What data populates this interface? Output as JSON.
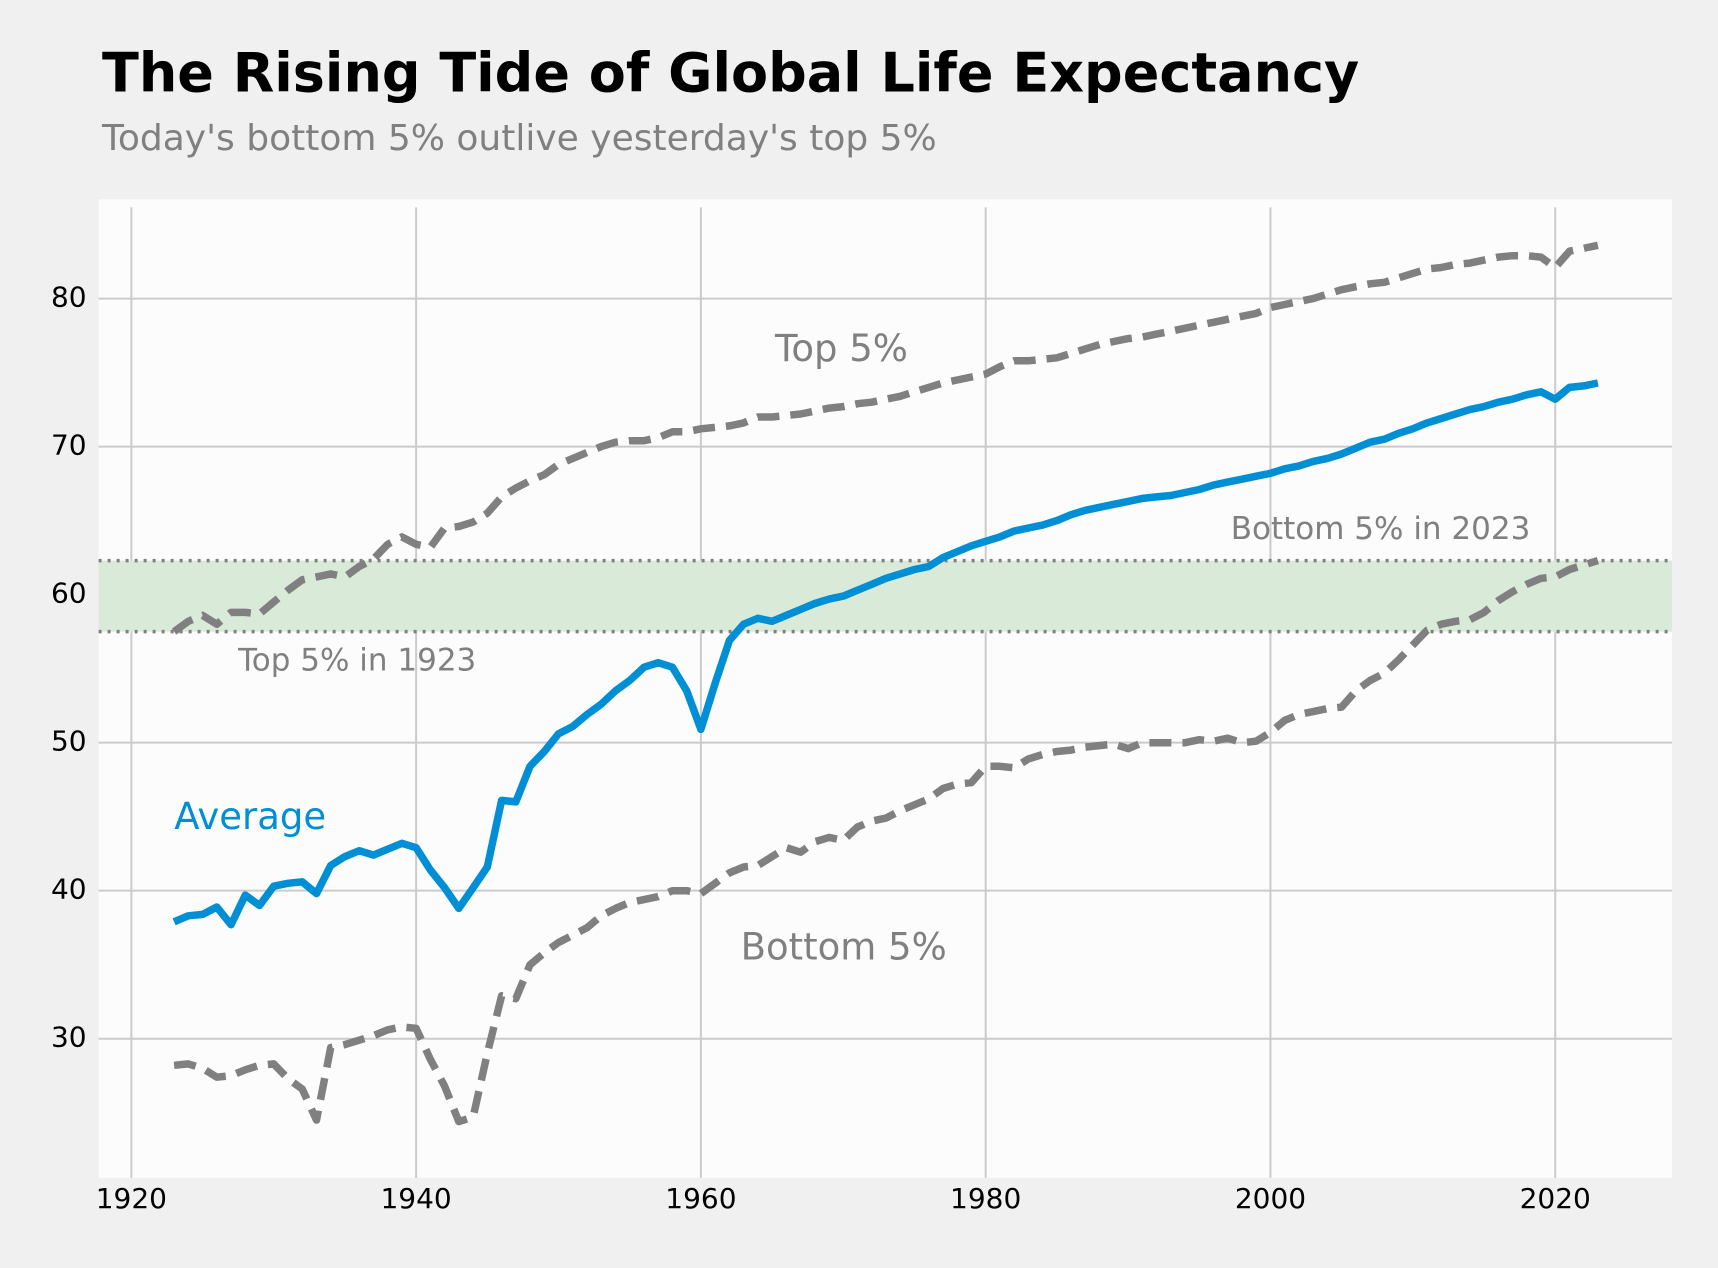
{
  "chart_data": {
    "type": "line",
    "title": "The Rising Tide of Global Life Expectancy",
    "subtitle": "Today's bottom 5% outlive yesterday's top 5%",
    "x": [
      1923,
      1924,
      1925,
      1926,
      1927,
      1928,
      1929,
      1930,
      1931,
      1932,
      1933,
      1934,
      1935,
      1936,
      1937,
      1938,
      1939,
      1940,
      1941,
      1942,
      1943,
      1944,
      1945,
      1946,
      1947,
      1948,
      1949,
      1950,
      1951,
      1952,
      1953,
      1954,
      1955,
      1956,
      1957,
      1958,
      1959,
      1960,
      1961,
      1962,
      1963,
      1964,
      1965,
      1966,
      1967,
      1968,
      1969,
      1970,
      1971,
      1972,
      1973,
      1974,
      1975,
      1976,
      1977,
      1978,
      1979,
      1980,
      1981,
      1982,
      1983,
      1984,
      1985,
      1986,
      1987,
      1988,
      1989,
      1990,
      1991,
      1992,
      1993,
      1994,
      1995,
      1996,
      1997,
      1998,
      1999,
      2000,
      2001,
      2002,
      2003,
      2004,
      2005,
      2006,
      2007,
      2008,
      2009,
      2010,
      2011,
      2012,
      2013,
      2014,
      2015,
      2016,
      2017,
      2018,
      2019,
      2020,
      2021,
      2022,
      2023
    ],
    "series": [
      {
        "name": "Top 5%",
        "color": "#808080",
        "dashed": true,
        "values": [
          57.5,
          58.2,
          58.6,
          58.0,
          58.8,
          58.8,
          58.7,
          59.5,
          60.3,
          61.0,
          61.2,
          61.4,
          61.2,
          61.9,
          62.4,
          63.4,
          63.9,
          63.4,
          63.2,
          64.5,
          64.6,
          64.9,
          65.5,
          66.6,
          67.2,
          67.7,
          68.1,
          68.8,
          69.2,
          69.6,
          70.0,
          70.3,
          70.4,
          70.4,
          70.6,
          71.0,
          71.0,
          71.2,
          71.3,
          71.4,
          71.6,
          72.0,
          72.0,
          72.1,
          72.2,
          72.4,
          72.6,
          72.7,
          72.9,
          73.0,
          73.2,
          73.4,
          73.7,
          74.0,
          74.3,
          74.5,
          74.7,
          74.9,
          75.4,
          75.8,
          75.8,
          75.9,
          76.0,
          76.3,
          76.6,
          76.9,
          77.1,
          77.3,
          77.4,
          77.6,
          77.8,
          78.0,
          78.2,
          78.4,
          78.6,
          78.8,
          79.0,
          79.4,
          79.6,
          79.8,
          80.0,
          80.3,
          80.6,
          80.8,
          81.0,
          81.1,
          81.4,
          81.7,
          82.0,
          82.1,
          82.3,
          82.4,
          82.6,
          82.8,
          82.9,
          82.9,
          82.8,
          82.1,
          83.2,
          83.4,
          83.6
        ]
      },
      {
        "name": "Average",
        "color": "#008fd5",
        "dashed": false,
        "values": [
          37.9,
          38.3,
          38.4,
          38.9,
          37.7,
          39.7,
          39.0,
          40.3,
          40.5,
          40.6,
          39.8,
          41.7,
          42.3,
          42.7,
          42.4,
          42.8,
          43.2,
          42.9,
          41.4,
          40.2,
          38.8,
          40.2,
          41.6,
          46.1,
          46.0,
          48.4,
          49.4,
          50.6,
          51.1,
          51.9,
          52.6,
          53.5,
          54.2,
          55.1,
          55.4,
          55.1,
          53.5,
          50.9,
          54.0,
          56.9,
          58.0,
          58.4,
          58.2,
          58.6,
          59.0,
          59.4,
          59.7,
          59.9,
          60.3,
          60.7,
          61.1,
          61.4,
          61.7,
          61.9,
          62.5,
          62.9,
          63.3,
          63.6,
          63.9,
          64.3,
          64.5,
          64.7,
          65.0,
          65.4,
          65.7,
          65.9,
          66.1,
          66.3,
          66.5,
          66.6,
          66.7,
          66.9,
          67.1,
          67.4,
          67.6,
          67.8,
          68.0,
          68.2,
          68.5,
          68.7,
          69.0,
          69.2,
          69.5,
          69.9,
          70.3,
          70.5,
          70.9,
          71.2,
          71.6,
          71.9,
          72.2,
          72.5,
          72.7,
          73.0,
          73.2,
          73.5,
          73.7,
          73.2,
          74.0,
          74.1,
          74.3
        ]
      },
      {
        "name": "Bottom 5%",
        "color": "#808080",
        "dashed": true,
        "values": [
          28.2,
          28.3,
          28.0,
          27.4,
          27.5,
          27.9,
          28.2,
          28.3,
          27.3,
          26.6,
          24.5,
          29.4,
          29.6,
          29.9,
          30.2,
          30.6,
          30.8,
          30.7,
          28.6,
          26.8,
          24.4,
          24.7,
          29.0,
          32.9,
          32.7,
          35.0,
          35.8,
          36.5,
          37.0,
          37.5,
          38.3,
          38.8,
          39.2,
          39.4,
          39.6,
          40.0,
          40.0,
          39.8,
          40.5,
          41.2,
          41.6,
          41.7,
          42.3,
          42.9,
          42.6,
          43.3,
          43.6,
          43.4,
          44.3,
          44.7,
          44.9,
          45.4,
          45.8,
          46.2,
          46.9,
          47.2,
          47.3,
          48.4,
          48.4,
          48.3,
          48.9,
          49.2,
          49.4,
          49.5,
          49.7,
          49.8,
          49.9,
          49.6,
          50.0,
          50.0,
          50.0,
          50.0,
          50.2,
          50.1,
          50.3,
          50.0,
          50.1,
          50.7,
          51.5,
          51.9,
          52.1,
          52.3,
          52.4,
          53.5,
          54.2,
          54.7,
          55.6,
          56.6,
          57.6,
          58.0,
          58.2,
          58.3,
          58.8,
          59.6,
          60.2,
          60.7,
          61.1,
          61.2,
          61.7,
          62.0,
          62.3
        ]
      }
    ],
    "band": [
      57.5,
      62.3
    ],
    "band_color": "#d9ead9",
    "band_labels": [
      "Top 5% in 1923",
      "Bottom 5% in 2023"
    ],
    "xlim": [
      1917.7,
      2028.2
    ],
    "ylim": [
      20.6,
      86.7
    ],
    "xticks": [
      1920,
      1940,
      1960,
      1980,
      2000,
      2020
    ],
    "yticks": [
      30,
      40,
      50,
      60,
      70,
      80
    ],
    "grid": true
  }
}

◇ ◇ ◇ ◇ ◇ ◇ ◇

● **TASK BRIEF**:
Exclude the images, then output the data above word for word.

● **WRITTEN ANSWER**:
What data populates this interface? Output as JSON.
{
  "chart_data": {
    "type": "line",
    "title": "The Rising Tide of Global Life Expectancy",
    "subtitle": "Today's bottom 5% outlive yesterday's top 5%",
    "x": [
      1923,
      1924,
      1925,
      1926,
      1927,
      1928,
      1929,
      1930,
      1931,
      1932,
      1933,
      1934,
      1935,
      1936,
      1937,
      1938,
      1939,
      1940,
      1941,
      1942,
      1943,
      1944,
      1945,
      1946,
      1947,
      1948,
      1949,
      1950,
      1951,
      1952,
      1953,
      1954,
      1955,
      1956,
      1957,
      1958,
      1959,
      1960,
      1961,
      1962,
      1963,
      1964,
      1965,
      1966,
      1967,
      1968,
      1969,
      1970,
      1971,
      1972,
      1973,
      1974,
      1975,
      1976,
      1977,
      1978,
      1979,
      1980,
      1981,
      1982,
      1983,
      1984,
      1985,
      1986,
      1987,
      1988,
      1989,
      1990,
      1991,
      1992,
      1993,
      1994,
      1995,
      1996,
      1997,
      1998,
      1999,
      2000,
      2001,
      2002,
      2003,
      2004,
      2005,
      2006,
      2007,
      2008,
      2009,
      2010,
      2011,
      2012,
      2013,
      2014,
      2015,
      2016,
      2017,
      2018,
      2019,
      2020,
      2021,
      2022,
      2023
    ],
    "series": [
      {
        "name": "Top 5%",
        "color": "#808080",
        "dashed": true,
        "values": [
          57.5,
          58.2,
          58.6,
          58.0,
          58.8,
          58.8,
          58.7,
          59.5,
          60.3,
          61.0,
          61.2,
          61.4,
          61.2,
          61.9,
          62.4,
          63.4,
          63.9,
          63.4,
          63.2,
          64.5,
          64.6,
          64.9,
          65.5,
          66.6,
          67.2,
          67.7,
          68.1,
          68.8,
          69.2,
          69.6,
          70.0,
          70.3,
          70.4,
          70.4,
          70.6,
          71.0,
          71.0,
          71.2,
          71.3,
          71.4,
          71.6,
          72.0,
          72.0,
          72.1,
          72.2,
          72.4,
          72.6,
          72.7,
          72.9,
          73.0,
          73.2,
          73.4,
          73.7,
          74.0,
          74.3,
          74.5,
          74.7,
          74.9,
          75.4,
          75.8,
          75.8,
          75.9,
          76.0,
          76.3,
          76.6,
          76.9,
          77.1,
          77.3,
          77.4,
          77.6,
          77.8,
          78.0,
          78.2,
          78.4,
          78.6,
          78.8,
          79.0,
          79.4,
          79.6,
          79.8,
          80.0,
          80.3,
          80.6,
          80.8,
          81.0,
          81.1,
          81.4,
          81.7,
          82.0,
          82.1,
          82.3,
          82.4,
          82.6,
          82.8,
          82.9,
          82.9,
          82.8,
          82.1,
          83.2,
          83.4,
          83.6
        ]
      },
      {
        "name": "Average",
        "color": "#008fd5",
        "dashed": false,
        "values": [
          37.9,
          38.3,
          38.4,
          38.9,
          37.7,
          39.7,
          39.0,
          40.3,
          40.5,
          40.6,
          39.8,
          41.7,
          42.3,
          42.7,
          42.4,
          42.8,
          43.2,
          42.9,
          41.4,
          40.2,
          38.8,
          40.2,
          41.6,
          46.1,
          46.0,
          48.4,
          49.4,
          50.6,
          51.1,
          51.9,
          52.6,
          53.5,
          54.2,
          55.1,
          55.4,
          55.1,
          53.5,
          50.9,
          54.0,
          56.9,
          58.0,
          58.4,
          58.2,
          58.6,
          59.0,
          59.4,
          59.7,
          59.9,
          60.3,
          60.7,
          61.1,
          61.4,
          61.7,
          61.9,
          62.5,
          62.9,
          63.3,
          63.6,
          63.9,
          64.3,
          64.5,
          64.7,
          65.0,
          65.4,
          65.7,
          65.9,
          66.1,
          66.3,
          66.5,
          66.6,
          66.7,
          66.9,
          67.1,
          67.4,
          67.6,
          67.8,
          68.0,
          68.2,
          68.5,
          68.7,
          69.0,
          69.2,
          69.5,
          69.9,
          70.3,
          70.5,
          70.9,
          71.2,
          71.6,
          71.9,
          72.2,
          72.5,
          72.7,
          73.0,
          73.2,
          73.5,
          73.7,
          73.2,
          74.0,
          74.1,
          74.3
        ]
      },
      {
        "name": "Bottom 5%",
        "color": "#808080",
        "dashed": true,
        "values": [
          28.2,
          28.3,
          28.0,
          27.4,
          27.5,
          27.9,
          28.2,
          28.3,
          27.3,
          26.6,
          24.5,
          29.4,
          29.6,
          29.9,
          30.2,
          30.6,
          30.8,
          30.7,
          28.6,
          26.8,
          24.4,
          24.7,
          29.0,
          32.9,
          32.7,
          35.0,
          35.8,
          36.5,
          37.0,
          37.5,
          38.3,
          38.8,
          39.2,
          39.4,
          39.6,
          40.0,
          40.0,
          39.8,
          40.5,
          41.2,
          41.6,
          41.7,
          42.3,
          42.9,
          42.6,
          43.3,
          43.6,
          43.4,
          44.3,
          44.7,
          44.9,
          45.4,
          45.8,
          46.2,
          46.9,
          47.2,
          47.3,
          48.4,
          48.4,
          48.3,
          48.9,
          49.2,
          49.4,
          49.5,
          49.7,
          49.8,
          49.9,
          49.6,
          50.0,
          50.0,
          50.0,
          50.0,
          50.2,
          50.1,
          50.3,
          50.0,
          50.1,
          50.7,
          51.5,
          51.9,
          52.1,
          52.3,
          52.4,
          53.5,
          54.2,
          54.7,
          55.6,
          56.6,
          57.6,
          58.0,
          58.2,
          58.3,
          58.8,
          59.6,
          60.2,
          60.7,
          61.1,
          61.2,
          61.7,
          62.0,
          62.3
        ]
      }
    ],
    "band": [
      57.5,
      62.3
    ],
    "band_color": "#d9ead9",
    "band_labels": [
      "Top 5% in 1923",
      "Bottom 5% in 2023"
    ],
    "xlim": [
      1917.7,
      2028.2
    ],
    "ylim": [
      20.6,
      86.7
    ],
    "xticks": [
      1920,
      1940,
      1960,
      1980,
      2000,
      2020
    ],
    "yticks": [
      30,
      40,
      50,
      60,
      70,
      80
    ],
    "grid": true
  }
}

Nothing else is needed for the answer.